— START OF DATASET —

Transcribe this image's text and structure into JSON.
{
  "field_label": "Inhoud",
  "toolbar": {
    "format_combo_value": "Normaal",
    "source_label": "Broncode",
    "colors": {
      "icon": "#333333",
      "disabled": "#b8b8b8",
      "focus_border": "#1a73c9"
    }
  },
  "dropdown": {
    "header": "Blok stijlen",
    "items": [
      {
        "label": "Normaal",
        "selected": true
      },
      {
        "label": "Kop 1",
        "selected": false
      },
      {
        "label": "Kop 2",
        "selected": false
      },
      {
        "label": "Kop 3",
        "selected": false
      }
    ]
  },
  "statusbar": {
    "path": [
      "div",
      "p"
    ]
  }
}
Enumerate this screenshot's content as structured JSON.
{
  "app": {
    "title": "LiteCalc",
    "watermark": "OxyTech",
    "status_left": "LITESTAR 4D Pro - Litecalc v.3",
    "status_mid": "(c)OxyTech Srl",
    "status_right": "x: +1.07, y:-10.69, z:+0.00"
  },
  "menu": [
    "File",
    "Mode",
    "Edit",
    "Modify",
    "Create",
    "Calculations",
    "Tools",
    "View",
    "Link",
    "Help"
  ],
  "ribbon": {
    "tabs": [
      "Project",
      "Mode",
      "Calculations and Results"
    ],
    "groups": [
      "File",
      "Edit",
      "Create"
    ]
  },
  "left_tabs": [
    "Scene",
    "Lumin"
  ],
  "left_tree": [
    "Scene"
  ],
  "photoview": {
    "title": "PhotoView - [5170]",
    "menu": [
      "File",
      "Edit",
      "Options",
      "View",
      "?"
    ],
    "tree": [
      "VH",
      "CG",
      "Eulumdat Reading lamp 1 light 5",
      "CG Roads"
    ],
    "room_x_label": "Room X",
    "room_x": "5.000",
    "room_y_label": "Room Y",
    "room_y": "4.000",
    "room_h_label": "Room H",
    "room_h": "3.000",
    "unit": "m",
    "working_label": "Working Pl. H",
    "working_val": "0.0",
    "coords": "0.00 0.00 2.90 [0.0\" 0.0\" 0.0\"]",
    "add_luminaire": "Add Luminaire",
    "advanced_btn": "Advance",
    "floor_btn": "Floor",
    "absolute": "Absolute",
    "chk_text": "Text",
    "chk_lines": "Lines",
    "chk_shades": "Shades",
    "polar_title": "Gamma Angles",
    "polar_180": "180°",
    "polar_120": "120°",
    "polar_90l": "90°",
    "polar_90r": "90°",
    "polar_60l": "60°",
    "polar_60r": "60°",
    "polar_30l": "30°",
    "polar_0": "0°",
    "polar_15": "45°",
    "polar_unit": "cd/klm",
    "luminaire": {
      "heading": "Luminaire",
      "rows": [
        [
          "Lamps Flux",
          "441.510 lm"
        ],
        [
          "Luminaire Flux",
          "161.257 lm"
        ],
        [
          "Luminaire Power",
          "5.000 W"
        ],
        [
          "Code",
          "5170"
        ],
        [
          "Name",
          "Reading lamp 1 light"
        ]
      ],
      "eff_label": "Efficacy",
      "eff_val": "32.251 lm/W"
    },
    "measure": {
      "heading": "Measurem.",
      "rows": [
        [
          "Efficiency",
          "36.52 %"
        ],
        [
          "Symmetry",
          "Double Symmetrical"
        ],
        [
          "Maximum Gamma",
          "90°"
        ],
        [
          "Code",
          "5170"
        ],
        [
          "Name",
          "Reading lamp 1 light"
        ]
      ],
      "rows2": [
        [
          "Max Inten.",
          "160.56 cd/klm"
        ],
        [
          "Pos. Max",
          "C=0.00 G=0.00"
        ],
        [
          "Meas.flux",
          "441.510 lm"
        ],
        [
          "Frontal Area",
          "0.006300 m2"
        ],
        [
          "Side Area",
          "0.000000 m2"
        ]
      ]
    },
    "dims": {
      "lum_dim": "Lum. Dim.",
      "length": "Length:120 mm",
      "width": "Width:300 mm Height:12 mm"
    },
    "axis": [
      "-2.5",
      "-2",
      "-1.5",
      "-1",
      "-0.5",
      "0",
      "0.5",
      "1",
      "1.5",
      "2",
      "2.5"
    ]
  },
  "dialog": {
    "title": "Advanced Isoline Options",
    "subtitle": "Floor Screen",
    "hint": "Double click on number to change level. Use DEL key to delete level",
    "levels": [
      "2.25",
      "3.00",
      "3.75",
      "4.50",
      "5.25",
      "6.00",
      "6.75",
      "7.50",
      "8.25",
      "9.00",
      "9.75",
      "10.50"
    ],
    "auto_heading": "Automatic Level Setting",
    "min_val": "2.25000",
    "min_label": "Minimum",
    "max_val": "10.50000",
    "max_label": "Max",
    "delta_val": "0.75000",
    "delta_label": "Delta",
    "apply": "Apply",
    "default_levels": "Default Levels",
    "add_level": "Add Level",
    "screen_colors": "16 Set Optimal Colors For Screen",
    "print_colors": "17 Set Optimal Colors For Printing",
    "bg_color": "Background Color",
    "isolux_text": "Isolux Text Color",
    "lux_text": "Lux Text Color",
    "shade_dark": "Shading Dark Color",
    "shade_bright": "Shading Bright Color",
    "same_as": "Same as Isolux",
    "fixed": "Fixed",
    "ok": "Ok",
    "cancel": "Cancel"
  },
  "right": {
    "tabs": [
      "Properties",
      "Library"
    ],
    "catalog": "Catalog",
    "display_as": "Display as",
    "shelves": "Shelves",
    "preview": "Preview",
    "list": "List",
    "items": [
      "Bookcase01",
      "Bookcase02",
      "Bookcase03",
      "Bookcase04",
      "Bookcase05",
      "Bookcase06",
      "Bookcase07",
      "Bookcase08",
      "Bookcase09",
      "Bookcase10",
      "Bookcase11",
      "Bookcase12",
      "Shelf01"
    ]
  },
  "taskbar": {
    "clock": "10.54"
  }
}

— END OF DATASET —

_EXERCISE GOAL_
Identify the lines above with the word "Floor". Copy them.

_RESPONSE TO THIS TASK_
    "floor_btn": "Floor",
    "subtitle": "Floor Screen",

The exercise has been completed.